• _Instructions for the task_: Locate the lines that hold the string "ključa". Copy every such line.

• _Excerpted records_:
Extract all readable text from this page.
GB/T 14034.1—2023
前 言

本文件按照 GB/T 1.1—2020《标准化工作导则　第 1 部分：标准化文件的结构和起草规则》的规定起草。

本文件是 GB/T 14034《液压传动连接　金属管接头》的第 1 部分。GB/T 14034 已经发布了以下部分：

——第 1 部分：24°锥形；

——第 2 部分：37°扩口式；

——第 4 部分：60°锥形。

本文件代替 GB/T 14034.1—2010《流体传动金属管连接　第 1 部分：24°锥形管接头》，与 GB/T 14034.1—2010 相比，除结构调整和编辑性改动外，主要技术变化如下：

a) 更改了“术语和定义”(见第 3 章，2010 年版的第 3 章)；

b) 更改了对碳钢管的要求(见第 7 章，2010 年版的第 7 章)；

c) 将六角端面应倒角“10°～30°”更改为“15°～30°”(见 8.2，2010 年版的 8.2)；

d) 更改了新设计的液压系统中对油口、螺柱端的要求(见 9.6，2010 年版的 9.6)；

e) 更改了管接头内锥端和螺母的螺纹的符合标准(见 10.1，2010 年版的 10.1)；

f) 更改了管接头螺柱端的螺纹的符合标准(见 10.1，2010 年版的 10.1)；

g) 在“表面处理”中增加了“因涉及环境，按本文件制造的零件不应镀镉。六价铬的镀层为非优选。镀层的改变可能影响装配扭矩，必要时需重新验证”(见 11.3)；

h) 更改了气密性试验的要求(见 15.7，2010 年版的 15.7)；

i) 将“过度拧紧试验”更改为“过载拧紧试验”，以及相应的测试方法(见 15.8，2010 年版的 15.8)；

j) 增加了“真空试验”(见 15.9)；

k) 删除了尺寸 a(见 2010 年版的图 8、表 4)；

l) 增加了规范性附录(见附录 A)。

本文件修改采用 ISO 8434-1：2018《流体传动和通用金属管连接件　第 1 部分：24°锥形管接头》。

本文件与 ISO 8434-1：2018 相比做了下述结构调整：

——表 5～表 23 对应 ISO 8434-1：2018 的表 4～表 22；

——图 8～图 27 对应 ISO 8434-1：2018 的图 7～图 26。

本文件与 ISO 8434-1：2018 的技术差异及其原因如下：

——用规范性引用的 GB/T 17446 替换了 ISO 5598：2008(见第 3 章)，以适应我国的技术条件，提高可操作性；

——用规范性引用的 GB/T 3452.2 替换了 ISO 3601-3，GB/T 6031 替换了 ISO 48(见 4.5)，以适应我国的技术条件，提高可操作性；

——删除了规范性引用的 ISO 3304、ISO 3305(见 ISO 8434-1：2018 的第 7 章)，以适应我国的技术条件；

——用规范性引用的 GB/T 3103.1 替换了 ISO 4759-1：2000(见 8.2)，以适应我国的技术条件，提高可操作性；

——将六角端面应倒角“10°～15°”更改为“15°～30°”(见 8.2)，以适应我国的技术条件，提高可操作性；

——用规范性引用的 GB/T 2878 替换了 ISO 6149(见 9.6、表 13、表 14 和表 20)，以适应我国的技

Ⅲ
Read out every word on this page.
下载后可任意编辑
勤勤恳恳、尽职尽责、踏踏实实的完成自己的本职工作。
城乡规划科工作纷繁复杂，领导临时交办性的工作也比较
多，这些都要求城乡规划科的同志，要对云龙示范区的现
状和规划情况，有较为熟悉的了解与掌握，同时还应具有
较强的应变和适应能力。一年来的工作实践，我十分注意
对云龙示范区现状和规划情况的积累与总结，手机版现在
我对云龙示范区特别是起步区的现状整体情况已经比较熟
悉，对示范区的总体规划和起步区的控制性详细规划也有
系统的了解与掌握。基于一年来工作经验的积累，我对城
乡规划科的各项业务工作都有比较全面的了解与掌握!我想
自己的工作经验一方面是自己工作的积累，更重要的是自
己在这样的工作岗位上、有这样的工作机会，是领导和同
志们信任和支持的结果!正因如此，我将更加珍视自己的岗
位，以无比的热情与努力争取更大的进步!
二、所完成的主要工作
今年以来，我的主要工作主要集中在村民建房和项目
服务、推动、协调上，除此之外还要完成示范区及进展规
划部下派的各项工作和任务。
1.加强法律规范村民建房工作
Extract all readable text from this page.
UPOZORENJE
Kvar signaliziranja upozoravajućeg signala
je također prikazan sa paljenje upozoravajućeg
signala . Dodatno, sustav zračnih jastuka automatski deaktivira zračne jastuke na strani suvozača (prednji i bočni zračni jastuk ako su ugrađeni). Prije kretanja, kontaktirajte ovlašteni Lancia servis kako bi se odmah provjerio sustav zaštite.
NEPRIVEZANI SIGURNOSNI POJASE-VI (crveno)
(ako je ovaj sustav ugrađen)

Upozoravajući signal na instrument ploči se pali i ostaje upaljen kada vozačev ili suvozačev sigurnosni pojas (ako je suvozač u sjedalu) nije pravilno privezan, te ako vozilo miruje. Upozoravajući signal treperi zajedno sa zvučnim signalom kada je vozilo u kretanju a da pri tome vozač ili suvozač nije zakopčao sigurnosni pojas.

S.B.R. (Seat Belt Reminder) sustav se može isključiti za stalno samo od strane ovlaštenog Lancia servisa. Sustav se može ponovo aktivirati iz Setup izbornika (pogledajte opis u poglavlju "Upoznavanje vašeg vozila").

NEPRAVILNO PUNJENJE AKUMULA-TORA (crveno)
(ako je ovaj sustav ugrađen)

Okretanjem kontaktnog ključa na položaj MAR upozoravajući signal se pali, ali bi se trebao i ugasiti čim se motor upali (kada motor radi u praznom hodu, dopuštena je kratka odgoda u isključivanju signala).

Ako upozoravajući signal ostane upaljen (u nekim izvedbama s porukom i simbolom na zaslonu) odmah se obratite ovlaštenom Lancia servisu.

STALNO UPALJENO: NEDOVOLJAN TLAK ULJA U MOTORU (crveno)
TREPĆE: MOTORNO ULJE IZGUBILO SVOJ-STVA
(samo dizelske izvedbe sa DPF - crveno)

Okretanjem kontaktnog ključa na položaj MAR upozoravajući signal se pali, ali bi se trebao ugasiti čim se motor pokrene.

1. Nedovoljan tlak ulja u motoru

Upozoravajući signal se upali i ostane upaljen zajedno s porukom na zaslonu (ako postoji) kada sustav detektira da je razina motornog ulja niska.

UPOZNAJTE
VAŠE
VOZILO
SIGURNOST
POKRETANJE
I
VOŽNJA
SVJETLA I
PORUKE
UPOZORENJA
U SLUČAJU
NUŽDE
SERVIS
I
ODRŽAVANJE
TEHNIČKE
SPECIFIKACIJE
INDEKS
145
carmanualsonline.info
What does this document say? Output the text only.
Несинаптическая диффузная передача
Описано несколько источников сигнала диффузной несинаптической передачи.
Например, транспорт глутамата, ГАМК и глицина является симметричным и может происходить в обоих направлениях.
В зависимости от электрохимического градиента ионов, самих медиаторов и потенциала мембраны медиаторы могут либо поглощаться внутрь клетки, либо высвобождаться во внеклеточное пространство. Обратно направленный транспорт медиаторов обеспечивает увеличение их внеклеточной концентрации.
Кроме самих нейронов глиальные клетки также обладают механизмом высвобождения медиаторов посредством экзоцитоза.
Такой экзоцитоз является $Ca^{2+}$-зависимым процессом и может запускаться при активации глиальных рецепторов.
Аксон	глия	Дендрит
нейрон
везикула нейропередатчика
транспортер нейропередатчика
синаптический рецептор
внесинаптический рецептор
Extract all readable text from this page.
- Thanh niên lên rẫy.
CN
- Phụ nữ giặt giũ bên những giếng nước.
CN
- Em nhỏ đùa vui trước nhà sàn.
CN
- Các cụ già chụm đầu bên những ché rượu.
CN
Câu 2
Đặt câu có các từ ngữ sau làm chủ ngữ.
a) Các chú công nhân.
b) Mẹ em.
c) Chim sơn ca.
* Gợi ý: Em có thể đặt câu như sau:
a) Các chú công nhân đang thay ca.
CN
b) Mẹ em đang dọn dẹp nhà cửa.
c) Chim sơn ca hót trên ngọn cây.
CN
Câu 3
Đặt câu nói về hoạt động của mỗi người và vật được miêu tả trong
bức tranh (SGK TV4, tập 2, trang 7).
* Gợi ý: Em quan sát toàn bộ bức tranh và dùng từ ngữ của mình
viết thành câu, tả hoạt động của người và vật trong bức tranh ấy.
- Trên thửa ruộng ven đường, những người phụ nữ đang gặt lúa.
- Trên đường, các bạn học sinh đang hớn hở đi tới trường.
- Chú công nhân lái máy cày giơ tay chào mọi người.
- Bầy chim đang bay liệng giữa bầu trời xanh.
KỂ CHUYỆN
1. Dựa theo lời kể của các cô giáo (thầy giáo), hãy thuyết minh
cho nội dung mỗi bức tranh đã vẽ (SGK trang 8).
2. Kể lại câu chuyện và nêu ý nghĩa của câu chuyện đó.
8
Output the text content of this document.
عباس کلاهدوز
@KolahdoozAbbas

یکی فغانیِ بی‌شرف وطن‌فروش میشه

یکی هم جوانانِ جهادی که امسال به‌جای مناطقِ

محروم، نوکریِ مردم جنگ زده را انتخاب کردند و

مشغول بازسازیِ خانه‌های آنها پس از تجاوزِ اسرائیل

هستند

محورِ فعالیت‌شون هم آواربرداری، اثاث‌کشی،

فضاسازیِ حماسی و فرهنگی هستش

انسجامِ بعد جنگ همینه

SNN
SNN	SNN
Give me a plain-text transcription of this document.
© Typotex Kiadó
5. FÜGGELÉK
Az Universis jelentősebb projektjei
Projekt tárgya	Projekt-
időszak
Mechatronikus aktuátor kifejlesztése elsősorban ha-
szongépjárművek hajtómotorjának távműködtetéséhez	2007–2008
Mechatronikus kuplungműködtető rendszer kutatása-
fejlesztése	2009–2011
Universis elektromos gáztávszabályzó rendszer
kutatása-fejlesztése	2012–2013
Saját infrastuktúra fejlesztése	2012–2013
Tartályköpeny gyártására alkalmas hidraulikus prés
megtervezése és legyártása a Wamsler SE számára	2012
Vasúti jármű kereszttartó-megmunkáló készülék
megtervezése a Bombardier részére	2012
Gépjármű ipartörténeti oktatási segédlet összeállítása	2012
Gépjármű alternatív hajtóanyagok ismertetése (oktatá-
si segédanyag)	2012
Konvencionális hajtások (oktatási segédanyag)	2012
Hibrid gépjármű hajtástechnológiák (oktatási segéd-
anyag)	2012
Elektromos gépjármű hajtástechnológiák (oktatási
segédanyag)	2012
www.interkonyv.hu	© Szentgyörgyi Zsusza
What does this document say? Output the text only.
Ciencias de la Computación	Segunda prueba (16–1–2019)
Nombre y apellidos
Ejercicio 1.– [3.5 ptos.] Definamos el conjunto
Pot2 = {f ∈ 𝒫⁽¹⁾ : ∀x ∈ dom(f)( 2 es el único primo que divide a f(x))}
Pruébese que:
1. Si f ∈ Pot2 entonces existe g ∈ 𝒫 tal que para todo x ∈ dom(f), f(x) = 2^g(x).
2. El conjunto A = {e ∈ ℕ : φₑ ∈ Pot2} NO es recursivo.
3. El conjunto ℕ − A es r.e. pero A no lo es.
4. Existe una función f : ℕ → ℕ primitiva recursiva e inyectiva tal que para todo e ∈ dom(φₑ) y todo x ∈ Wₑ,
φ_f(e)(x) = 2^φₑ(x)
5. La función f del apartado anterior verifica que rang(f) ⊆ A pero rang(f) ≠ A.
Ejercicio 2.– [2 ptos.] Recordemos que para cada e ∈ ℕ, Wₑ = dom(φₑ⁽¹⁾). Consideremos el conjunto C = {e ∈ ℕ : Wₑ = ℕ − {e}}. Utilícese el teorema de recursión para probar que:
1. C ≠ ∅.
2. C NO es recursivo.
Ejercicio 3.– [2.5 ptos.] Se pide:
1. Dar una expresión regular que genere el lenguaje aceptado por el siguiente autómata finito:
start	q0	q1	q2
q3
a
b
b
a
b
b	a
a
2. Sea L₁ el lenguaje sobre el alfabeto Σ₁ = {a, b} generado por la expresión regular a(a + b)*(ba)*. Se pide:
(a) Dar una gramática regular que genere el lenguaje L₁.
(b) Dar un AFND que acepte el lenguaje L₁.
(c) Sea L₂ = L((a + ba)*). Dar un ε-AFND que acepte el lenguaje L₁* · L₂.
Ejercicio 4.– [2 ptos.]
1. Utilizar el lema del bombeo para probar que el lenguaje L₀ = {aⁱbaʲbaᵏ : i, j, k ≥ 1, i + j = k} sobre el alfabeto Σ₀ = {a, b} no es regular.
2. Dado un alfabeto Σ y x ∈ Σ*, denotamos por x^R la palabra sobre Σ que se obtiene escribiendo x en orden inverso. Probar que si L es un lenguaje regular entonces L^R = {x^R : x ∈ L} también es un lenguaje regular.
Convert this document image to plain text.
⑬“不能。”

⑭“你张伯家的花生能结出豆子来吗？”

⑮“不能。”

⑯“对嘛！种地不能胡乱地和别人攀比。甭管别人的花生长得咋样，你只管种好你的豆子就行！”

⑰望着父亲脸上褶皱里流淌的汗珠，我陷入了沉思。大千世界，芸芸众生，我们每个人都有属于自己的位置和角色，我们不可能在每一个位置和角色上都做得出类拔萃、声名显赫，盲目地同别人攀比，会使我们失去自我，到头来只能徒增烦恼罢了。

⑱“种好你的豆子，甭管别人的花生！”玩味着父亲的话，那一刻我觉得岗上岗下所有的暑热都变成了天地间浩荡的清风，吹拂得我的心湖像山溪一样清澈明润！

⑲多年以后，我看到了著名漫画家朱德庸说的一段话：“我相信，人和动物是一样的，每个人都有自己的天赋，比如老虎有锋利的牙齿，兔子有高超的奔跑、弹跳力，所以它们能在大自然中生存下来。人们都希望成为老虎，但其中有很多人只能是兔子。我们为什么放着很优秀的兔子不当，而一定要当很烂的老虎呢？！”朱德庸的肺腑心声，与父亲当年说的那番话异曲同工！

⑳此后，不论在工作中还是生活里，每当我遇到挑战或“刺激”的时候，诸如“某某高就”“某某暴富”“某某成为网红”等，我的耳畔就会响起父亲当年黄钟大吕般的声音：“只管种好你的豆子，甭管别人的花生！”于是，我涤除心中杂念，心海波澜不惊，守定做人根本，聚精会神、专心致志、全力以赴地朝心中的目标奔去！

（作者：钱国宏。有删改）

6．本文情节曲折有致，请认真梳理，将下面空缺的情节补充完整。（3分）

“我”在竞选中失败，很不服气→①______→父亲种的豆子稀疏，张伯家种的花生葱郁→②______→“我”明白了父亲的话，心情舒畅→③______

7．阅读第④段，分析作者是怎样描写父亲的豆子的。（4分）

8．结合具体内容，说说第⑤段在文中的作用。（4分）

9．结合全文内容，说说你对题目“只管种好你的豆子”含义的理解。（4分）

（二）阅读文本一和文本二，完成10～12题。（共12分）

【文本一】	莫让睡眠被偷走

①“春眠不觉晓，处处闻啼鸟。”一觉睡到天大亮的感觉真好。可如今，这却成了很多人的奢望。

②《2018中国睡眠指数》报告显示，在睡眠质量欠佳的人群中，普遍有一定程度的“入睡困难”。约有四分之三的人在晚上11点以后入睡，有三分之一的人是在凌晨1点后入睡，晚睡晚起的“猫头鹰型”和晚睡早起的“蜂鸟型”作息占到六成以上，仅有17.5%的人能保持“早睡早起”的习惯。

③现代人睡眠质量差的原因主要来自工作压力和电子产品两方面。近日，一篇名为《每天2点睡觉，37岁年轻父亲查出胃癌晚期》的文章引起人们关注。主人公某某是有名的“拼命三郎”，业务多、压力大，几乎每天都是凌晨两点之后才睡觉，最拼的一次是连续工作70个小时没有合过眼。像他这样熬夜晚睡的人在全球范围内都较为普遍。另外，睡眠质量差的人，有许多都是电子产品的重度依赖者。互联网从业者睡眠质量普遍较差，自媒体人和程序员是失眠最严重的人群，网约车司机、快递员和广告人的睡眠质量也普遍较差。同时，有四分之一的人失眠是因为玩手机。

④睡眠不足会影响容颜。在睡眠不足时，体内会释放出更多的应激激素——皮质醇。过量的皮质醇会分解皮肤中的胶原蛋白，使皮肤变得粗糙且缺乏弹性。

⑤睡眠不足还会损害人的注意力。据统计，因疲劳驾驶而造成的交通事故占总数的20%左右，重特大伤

• _Complete response_:
Okretanjem kontaktnog ključa na položaj MAR upozoravajući signal se pali, ali bi se trebao i ugasiti čim se motor upali (kada motor radi u praznom hodu, dopuštena je kratka odgoda u isključivanju signala).
Okretanjem kontaktnog ključa na položaj MAR upozoravajući signal se pali, ali bi se trebao ugasiti čim se motor pokrene.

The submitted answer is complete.